◆ Aim
Which lines hold the word "values"? Copy each of them.

[Figure collection entries]

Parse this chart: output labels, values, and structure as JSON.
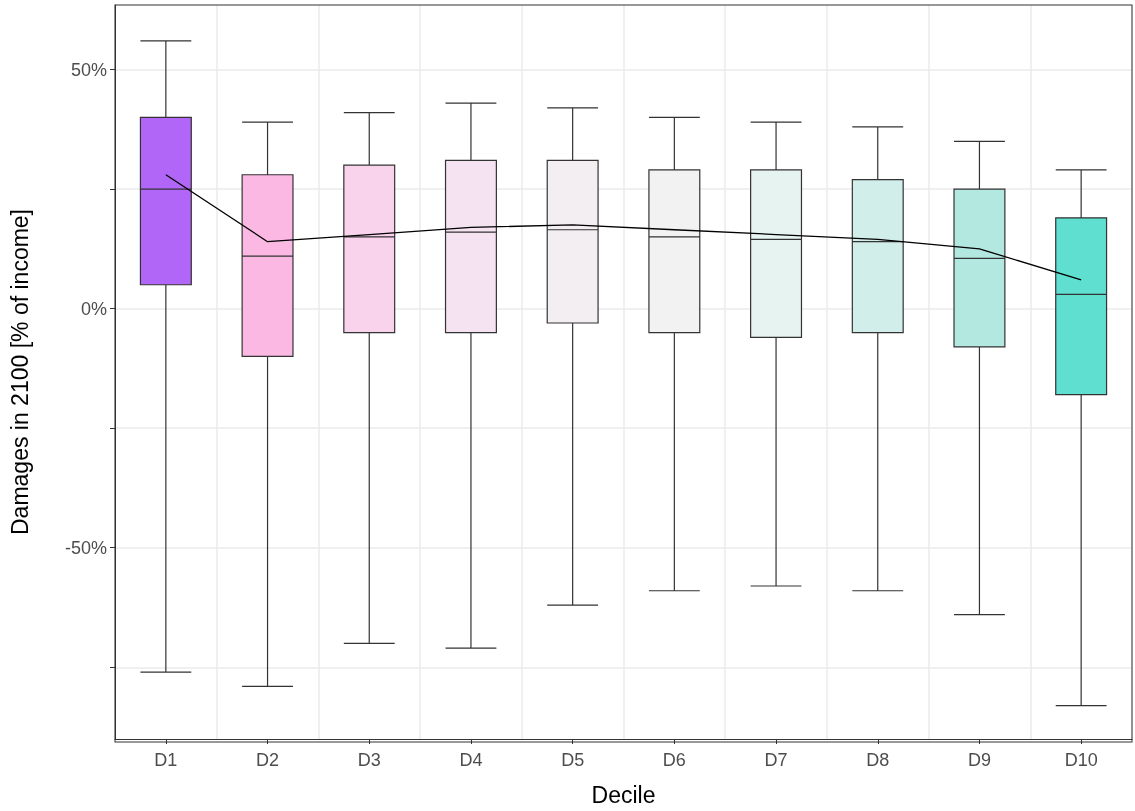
{
  "chart_data": {
    "type": "box",
    "xlabel": "Decile",
    "ylabel": "Damages in 2100 [% of income]",
    "categories": [
      "D1",
      "D2",
      "D3",
      "D4",
      "D5",
      "D6",
      "D7",
      "D8",
      "D9",
      "D10"
    ],
    "colors": [
      "#b266f7",
      "#fbb8e3",
      "#f9d2ec",
      "#f6e3f1",
      "#f3eef2",
      "#f2f2f2",
      "#e6f3f1",
      "#d2eeea",
      "#b3e8e0",
      "#5fdfd0"
    ],
    "boxes": [
      {
        "low": -76,
        "q1": 5,
        "median": 25,
        "q3": 40,
        "high": 56
      },
      {
        "low": -79,
        "q1": -10,
        "median": 11,
        "q3": 28,
        "high": 39
      },
      {
        "low": -70,
        "q1": -5,
        "median": 15,
        "q3": 30,
        "high": 41
      },
      {
        "low": -71,
        "q1": -5,
        "median": 16,
        "q3": 31,
        "high": 43
      },
      {
        "low": -62,
        "q1": -3,
        "median": 16.5,
        "q3": 31,
        "high": 42
      },
      {
        "low": -59,
        "q1": -5,
        "median": 15,
        "q3": 29,
        "high": 40
      },
      {
        "low": -58,
        "q1": -6,
        "median": 14.5,
        "q3": 29,
        "high": 39
      },
      {
        "low": -59,
        "q1": -5,
        "median": 14,
        "q3": 27,
        "high": 38
      },
      {
        "low": -64,
        "q1": -8,
        "median": 10.5,
        "q3": 25,
        "high": 35
      },
      {
        "low": -83,
        "q1": -18,
        "median": 3,
        "q3": 19,
        "high": 29
      }
    ],
    "series": [
      {
        "type": "line",
        "color": "#000000",
        "values": [
          28,
          14,
          15.5,
          17,
          17.5,
          16.5,
          15.5,
          14.5,
          12.5,
          6
        ]
      }
    ],
    "ylim": [
      -90,
      63.5
    ],
    "yticks": [
      {
        "value": -75,
        "label": null
      },
      {
        "value": -50,
        "label": "-50%"
      },
      {
        "value": -25,
        "label": null
      },
      {
        "value": 0,
        "label": "0%"
      },
      {
        "value": 25,
        "label": null
      },
      {
        "value": 50,
        "label": "50%"
      }
    ],
    "grid": true,
    "legend": false,
    "marker": "none",
    "line_style": "solid"
  }
}
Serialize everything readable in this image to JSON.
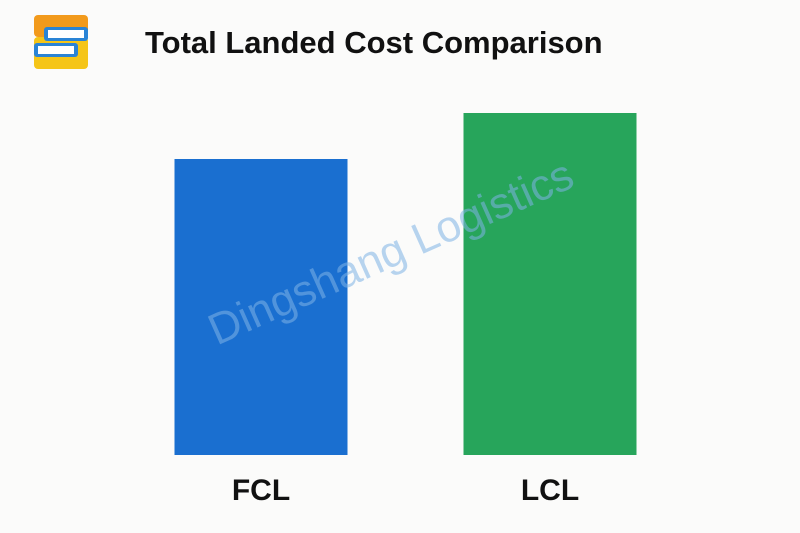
{
  "chart_data": {
    "type": "bar",
    "title": "Total Landed Cost Comparison",
    "categories": [
      "FCL",
      "LCL"
    ],
    "values": [
      296,
      342
    ],
    "colors": [
      "#1a6fd0",
      "#27a55b"
    ],
    "watermark": "Dingshang Logistics"
  }
}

◆ Correct result
Parse this chart: output labels, values, and structure as JSON.
        "values": [
    "values": [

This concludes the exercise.